## What is asked
Please write out the complete listing that follows, exactly as it reads.

## Information given
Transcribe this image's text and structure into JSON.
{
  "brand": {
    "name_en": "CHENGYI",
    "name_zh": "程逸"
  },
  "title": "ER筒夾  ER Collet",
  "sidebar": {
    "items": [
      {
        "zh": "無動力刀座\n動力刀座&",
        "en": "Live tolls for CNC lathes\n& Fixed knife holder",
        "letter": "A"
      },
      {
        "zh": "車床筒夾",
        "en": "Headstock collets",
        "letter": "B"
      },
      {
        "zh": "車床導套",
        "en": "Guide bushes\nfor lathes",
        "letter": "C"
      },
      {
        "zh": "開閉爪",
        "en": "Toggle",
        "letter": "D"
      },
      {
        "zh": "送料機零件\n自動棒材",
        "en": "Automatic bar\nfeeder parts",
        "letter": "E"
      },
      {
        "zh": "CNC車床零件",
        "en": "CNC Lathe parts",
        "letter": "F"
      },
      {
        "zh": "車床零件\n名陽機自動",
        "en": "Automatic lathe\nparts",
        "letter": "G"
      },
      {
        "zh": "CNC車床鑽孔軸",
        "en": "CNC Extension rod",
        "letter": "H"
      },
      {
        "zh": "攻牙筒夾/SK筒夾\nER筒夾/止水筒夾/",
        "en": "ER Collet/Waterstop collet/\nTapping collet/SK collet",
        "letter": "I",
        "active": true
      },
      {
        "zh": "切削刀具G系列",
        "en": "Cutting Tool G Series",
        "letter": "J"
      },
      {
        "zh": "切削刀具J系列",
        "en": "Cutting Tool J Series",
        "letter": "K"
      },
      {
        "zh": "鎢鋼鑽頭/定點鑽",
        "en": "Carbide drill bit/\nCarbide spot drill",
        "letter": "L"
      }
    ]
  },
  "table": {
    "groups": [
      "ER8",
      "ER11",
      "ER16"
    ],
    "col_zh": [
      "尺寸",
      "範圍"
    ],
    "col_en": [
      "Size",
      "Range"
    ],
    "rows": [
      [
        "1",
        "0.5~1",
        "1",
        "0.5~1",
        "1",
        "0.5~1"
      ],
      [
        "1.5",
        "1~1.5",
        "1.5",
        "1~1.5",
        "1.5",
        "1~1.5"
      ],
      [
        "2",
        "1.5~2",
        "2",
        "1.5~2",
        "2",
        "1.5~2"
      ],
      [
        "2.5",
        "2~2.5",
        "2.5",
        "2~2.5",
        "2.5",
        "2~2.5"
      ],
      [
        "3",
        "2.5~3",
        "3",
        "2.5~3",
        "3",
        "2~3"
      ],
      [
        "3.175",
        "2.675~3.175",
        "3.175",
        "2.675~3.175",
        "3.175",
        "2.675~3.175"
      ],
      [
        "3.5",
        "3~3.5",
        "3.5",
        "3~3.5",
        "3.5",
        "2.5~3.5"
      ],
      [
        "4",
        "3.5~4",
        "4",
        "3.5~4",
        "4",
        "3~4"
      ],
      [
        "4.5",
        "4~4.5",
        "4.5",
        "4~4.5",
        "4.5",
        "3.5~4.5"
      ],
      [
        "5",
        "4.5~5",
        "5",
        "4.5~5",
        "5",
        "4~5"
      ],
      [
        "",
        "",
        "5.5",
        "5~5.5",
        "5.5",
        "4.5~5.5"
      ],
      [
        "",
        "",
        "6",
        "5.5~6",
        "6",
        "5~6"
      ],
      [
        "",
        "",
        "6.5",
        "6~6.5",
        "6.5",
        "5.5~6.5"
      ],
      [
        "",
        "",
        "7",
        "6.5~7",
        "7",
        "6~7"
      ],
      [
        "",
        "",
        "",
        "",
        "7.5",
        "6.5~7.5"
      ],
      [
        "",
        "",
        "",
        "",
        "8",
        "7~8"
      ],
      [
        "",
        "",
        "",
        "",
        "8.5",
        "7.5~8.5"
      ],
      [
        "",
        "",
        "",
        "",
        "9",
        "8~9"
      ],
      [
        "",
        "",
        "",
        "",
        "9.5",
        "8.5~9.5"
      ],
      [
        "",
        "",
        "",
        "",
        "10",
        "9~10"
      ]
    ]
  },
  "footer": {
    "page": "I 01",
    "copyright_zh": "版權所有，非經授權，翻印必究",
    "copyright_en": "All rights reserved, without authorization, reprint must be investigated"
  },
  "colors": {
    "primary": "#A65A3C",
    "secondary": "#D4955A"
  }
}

## Answer to this task
Transcribe this image's text and structure into JSON.
{
  "brand": {
    "name_en": "CHENGYI",
    "name_zh": "程逸"
  },
  "title": "ER筒夾  ER Collet",
  "sidebar": {
    "items": [
      {
        "zh": "無動力刀座\n動力刀座&",
        "en": "Live tolls for CNC lathes\n& Fixed knife holder",
        "letter": "A"
      },
      {
        "zh": "車床筒夾",
        "en": "Headstock collets",
        "letter": "B"
      },
      {
        "zh": "車床導套",
        "en": "Guide bushes\nfor lathes",
        "letter": "C"
      },
      {
        "zh": "開閉爪",
        "en": "Toggle",
        "letter": "D"
      },
      {
        "zh": "送料機零件\n自動棒材",
        "en": "Automatic bar\nfeeder parts",
        "letter": "E"
      },
      {
        "zh": "CNC車床零件",
        "en": "CNC Lathe parts",
        "letter": "F"
      },
      {
        "zh": "車床零件\n名陽機自動",
        "en": "Automatic lathe\nparts",
        "letter": "G"
      },
      {
        "zh": "CNC車床鑽孔軸",
        "en": "CNC Extension rod",
        "letter": "H"
      },
      {
        "zh": "攻牙筒夾/SK筒夾\nER筒夾/止水筒夾/",
        "en": "ER Collet/Waterstop collet/\nTapping collet/SK collet",
        "letter": "I",
        "active": true
      },
      {
        "zh": "切削刀具G系列",
        "en": "Cutting Tool G Series",
        "letter": "J"
      },
      {
        "zh": "切削刀具J系列",
        "en": "Cutting Tool J Series",
        "letter": "K"
      },
      {
        "zh": "鎢鋼鑽頭/定點鑽",
        "en": "Carbide drill bit/\nCarbide spot drill",
        "letter": "L"
      }
    ]
  },
  "table": {
    "groups": [
      "ER8",
      "ER11",
      "ER16"
    ],
    "col_zh": [
      "尺寸",
      "範圍"
    ],
    "col_en": [
      "Size",
      "Range"
    ],
    "rows": [
      [
        "1",
        "0.5~1",
        "1",
        "0.5~1",
        "1",
        "0.5~1"
      ],
      [
        "1.5",
        "1~1.5",
        "1.5",
        "1~1.5",
        "1.5",
        "1~1.5"
      ],
      [
        "2",
        "1.5~2",
        "2",
        "1.5~2",
        "2",
        "1.5~2"
      ],
      [
        "2.5",
        "2~2.5",
        "2.5",
        "2~2.5",
        "2.5",
        "2~2.5"
      ],
      [
        "3",
        "2.5~3",
        "3",
        "2.5~3",
        "3",
        "2~3"
      ],
      [
        "3.175",
        "2.675~3.175",
        "3.175",
        "2.675~3.175",
        "3.175",
        "2.675~3.175"
      ],
      [
        "3.5",
        "3~3.5",
        "3.5",
        "3~3.5",
        "3.5",
        "2.5~3.5"
      ],
      [
        "4",
        "3.5~4",
        "4",
        "3.5~4",
        "4",
        "3~4"
      ],
      [
        "4.5",
        "4~4.5",
        "4.5",
        "4~4.5",
        "4.5",
        "3.5~4.5"
      ],
      [
        "5",
        "4.5~5",
        "5",
        "4.5~5",
        "5",
        "4~5"
      ],
      [
        "",
        "",
        "5.5",
        "5~5.5",
        "5.5",
        "4.5~5.5"
      ],
      [
        "",
        "",
        "6",
        "5.5~6",
        "6",
        "5~6"
      ],
      [
        "",
        "",
        "6.5",
        "6~6.5",
        "6.5",
        "5.5~6.5"
      ],
      [
        "",
        "",
        "7",
        "6.5~7",
        "7",
        "6~7"
      ],
      [
        "",
        "",
        "",
        "",
        "7.5",
        "6.5~7.5"
      ],
      [
        "",
        "",
        "",
        "",
        "8",
        "7~8"
      ],
      [
        "",
        "",
        "",
        "",
        "8.5",
        "7.5~8.5"
      ],
      [
        "",
        "",
        "",
        "",
        "9",
        "8~9"
      ],
      [
        "",
        "",
        "",
        "",
        "9.5",
        "8.5~9.5"
      ],
      [
        "",
        "",
        "",
        "",
        "10",
        "9~10"
      ]
    ]
  },
  "footer": {
    "page": "I 01",
    "copyright_zh": "版權所有，非經授權，翻印必究",
    "copyright_en": "All rights reserved, without authorization, reprint must be investigated"
  },
  "colors": {
    "primary": "#A65A3C",
    "secondary": "#D4955A"
  }
}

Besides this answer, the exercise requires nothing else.